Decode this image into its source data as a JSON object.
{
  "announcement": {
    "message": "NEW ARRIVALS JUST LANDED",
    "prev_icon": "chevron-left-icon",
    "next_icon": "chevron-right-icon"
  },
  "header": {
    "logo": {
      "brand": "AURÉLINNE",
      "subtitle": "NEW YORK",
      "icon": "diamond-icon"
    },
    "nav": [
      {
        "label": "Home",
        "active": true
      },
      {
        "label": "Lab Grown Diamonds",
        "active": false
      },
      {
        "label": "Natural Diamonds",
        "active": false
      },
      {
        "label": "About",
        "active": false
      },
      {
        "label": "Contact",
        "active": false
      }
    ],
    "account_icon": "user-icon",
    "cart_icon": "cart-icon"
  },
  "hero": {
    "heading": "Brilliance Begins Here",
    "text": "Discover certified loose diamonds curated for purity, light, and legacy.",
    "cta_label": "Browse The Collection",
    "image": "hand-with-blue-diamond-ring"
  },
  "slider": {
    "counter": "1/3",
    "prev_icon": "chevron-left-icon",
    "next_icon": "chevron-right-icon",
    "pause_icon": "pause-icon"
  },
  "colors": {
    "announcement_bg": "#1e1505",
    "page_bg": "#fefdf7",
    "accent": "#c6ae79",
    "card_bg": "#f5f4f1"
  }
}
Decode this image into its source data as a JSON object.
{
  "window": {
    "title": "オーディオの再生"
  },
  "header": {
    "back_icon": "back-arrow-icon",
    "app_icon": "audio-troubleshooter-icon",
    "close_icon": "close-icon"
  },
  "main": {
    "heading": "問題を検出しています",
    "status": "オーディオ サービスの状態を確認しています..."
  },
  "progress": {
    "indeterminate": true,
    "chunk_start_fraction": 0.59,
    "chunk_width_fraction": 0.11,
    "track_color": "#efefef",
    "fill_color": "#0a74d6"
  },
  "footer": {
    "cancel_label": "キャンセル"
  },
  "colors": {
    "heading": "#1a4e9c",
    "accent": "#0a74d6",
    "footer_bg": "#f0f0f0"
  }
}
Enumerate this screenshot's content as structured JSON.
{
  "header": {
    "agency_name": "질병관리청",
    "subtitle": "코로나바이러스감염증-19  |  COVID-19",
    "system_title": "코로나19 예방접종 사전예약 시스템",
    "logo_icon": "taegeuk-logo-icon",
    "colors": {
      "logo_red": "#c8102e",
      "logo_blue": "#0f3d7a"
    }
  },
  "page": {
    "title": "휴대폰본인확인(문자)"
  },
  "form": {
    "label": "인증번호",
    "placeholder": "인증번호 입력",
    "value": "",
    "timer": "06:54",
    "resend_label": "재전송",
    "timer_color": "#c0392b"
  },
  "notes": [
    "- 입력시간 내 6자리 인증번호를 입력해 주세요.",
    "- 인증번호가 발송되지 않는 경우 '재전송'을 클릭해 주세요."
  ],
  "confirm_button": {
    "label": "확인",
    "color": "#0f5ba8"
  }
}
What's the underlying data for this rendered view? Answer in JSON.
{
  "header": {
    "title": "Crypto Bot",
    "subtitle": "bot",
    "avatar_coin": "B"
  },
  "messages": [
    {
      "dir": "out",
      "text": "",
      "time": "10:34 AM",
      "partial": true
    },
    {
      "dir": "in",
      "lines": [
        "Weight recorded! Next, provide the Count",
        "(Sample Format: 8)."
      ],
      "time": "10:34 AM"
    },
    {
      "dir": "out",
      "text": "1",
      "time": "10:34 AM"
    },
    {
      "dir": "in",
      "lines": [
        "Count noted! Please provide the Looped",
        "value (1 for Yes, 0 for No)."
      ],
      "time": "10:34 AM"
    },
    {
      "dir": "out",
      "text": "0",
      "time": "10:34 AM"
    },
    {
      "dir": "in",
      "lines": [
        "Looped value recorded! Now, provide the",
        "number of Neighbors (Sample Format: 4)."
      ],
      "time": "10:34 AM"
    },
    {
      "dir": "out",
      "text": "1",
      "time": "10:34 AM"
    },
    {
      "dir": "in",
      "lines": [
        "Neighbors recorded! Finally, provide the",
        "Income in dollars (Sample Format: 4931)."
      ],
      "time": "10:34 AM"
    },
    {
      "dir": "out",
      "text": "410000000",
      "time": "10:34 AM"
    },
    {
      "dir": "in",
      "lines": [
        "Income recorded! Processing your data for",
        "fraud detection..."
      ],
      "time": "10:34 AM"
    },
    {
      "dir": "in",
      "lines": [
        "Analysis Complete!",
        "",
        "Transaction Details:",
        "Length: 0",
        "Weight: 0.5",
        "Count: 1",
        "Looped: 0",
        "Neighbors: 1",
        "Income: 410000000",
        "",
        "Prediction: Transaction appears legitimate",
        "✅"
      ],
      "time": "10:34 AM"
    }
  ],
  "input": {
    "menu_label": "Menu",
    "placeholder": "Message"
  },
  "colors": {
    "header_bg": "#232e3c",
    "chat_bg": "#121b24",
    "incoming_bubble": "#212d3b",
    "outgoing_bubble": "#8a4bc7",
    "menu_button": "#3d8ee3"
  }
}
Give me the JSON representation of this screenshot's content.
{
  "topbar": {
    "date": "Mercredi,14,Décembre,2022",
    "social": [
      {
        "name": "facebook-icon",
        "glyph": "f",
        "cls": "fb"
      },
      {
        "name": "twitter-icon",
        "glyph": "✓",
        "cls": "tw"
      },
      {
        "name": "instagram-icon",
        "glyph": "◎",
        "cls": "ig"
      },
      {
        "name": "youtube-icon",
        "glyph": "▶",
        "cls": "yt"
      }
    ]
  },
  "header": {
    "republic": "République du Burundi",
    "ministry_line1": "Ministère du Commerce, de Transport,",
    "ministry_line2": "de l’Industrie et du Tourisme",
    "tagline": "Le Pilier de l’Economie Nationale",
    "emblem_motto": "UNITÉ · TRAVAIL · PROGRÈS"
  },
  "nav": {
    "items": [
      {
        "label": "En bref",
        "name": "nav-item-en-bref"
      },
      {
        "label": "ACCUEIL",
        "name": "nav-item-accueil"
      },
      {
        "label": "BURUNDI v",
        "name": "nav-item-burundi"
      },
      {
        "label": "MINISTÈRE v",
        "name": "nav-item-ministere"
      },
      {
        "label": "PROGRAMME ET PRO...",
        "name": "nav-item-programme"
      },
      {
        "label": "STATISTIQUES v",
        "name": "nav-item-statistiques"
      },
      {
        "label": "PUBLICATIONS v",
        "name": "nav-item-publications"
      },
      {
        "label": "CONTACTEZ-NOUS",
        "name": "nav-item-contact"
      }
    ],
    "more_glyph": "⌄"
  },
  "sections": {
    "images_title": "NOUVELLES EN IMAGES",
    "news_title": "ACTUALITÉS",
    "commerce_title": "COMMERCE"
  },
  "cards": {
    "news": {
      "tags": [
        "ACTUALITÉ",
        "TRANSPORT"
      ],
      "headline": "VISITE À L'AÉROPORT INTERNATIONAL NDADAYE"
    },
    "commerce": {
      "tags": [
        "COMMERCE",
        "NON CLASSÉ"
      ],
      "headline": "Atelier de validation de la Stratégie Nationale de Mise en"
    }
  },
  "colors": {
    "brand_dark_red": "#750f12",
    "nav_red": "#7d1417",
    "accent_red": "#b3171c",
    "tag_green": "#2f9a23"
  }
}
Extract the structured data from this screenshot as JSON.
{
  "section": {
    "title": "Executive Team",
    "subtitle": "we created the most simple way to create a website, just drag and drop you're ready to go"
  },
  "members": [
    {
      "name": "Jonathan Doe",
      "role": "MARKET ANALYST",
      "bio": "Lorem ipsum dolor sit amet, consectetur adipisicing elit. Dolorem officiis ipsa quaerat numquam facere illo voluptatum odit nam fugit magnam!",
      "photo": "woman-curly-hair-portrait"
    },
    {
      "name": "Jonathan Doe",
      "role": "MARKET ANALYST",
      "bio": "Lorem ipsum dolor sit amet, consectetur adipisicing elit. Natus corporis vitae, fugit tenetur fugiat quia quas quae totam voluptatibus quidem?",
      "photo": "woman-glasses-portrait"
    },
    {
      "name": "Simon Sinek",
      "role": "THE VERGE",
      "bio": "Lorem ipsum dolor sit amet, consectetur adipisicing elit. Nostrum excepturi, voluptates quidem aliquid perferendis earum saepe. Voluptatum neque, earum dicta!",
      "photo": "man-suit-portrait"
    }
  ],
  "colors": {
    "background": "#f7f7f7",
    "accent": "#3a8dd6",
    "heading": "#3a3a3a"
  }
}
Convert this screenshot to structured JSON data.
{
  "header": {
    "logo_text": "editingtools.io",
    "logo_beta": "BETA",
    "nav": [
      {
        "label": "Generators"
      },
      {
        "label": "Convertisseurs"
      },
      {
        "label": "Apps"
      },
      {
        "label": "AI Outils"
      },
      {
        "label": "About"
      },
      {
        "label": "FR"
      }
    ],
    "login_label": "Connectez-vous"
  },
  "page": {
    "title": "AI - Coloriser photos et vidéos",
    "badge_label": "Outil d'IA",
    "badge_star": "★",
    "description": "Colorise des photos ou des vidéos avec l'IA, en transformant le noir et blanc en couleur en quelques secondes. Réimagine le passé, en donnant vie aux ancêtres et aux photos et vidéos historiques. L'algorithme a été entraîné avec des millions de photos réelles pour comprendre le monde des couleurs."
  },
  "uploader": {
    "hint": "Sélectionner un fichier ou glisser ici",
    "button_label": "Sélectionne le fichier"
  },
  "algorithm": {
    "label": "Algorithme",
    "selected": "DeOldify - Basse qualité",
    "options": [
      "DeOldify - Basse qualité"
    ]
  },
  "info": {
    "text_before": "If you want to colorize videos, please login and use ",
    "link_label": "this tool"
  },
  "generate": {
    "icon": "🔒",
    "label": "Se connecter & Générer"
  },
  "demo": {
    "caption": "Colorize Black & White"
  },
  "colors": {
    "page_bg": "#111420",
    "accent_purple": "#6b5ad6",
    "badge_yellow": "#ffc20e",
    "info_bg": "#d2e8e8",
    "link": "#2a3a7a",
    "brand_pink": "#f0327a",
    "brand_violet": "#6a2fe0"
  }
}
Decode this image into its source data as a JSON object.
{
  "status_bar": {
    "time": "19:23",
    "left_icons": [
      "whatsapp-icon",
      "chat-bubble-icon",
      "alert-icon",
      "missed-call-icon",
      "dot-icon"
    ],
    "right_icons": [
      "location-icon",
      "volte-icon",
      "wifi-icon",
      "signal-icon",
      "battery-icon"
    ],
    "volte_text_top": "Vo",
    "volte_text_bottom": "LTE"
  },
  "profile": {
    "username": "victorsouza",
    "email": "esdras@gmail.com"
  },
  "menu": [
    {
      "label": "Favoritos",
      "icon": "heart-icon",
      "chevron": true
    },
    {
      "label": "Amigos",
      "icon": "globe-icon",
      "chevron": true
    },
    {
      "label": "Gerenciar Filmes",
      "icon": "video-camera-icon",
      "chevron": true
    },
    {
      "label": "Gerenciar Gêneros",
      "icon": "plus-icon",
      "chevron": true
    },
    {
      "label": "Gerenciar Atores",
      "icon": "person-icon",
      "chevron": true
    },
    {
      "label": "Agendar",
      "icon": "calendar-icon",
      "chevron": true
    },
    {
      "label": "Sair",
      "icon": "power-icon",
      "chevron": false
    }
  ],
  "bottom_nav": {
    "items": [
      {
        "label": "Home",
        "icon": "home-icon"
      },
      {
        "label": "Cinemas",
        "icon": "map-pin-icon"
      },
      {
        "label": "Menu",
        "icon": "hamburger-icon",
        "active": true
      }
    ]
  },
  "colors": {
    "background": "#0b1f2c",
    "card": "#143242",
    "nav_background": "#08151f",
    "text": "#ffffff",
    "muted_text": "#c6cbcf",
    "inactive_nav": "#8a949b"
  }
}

★ ★ ★

Go through the records. Copy each line where "fichier" appears.

● **Exercise output**:
    "hint": "Sélectionner un fichier ou glisser ici",
    "button_label": "Sélectionne le fichier"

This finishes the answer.